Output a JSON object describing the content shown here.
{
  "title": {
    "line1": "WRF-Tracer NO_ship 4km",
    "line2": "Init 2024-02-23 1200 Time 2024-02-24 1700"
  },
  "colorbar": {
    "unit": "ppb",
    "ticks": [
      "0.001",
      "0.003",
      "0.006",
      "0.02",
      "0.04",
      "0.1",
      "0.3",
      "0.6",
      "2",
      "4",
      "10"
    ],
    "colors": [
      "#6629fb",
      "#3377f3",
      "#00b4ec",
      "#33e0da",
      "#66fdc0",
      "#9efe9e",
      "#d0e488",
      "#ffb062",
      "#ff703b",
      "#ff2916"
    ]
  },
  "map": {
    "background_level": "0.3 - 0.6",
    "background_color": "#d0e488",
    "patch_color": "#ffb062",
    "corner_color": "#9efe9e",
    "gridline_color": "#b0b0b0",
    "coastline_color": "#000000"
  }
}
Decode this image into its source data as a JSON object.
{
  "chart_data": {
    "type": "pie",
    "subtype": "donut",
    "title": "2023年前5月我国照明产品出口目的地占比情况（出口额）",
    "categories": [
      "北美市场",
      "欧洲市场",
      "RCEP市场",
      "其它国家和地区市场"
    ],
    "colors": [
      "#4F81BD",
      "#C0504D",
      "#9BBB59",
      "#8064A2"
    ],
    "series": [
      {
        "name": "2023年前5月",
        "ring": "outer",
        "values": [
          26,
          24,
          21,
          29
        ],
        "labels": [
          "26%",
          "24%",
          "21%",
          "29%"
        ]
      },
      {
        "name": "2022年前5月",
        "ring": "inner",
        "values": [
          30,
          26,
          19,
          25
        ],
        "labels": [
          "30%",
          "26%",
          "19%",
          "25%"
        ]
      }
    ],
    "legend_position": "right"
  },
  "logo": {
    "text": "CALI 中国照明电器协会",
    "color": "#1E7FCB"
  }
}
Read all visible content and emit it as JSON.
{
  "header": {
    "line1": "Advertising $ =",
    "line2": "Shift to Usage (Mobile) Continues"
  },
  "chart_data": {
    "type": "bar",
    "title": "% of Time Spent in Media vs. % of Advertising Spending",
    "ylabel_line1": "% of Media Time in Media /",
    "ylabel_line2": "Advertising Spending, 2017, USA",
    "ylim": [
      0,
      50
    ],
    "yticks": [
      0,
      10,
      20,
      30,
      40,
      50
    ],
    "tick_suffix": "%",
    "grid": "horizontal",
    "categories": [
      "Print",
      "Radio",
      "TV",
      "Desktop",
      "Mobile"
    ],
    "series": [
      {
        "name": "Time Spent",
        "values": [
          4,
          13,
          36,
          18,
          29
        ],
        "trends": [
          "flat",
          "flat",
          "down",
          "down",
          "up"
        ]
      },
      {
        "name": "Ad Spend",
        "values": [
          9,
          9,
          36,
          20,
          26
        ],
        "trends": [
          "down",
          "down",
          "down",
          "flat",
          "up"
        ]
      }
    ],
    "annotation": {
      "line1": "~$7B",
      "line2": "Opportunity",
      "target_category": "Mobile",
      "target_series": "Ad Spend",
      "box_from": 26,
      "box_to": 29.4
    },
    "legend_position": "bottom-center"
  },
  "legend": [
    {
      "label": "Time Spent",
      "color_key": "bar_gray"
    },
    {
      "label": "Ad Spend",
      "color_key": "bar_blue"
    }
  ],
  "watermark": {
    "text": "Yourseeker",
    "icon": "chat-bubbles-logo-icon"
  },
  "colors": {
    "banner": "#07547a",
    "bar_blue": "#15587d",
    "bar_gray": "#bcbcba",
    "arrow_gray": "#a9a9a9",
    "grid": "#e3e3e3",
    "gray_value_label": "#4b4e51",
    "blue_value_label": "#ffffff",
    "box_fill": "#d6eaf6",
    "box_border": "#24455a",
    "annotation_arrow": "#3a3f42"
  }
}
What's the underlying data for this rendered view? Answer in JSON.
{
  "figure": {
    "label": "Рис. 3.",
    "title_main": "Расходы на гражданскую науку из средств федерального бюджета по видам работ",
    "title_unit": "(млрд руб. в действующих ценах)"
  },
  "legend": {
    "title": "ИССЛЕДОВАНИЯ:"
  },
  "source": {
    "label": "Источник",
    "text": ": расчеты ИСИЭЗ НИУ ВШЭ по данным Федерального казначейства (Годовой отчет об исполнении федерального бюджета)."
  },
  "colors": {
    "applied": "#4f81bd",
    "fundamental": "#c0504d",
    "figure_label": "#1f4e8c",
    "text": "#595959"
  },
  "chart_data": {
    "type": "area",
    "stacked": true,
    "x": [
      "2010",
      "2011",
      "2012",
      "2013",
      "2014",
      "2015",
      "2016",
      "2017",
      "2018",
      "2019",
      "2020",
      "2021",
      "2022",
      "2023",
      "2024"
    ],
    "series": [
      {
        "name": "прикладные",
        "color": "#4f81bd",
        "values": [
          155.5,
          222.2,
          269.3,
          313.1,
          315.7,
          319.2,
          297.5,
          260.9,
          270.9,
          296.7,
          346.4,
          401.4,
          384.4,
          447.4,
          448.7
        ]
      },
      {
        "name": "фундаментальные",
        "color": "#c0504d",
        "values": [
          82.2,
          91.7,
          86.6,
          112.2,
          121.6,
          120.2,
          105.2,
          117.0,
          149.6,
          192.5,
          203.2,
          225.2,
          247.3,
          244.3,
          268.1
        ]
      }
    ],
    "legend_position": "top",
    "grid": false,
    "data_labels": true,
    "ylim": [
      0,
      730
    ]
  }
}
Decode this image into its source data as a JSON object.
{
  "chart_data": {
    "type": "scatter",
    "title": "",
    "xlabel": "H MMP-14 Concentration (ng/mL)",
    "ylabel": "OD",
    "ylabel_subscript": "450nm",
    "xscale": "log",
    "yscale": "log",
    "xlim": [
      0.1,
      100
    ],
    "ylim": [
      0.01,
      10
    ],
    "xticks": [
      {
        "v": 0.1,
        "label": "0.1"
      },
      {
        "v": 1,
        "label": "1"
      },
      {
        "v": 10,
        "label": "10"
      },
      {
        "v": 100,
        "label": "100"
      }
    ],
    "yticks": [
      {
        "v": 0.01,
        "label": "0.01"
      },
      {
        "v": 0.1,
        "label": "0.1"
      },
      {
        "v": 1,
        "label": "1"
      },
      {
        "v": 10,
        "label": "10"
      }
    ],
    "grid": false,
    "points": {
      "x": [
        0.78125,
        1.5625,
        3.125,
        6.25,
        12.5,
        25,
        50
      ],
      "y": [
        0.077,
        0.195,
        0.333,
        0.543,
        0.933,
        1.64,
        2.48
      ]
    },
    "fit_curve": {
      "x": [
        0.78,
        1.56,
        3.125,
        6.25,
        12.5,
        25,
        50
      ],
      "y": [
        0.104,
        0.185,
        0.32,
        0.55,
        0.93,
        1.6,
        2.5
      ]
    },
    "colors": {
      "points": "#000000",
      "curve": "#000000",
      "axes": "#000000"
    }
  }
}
● ● ● ● ●
> _Set task_
In the material above, how many lines hold the word "Spent"? Say only the number.

> _Written response_
3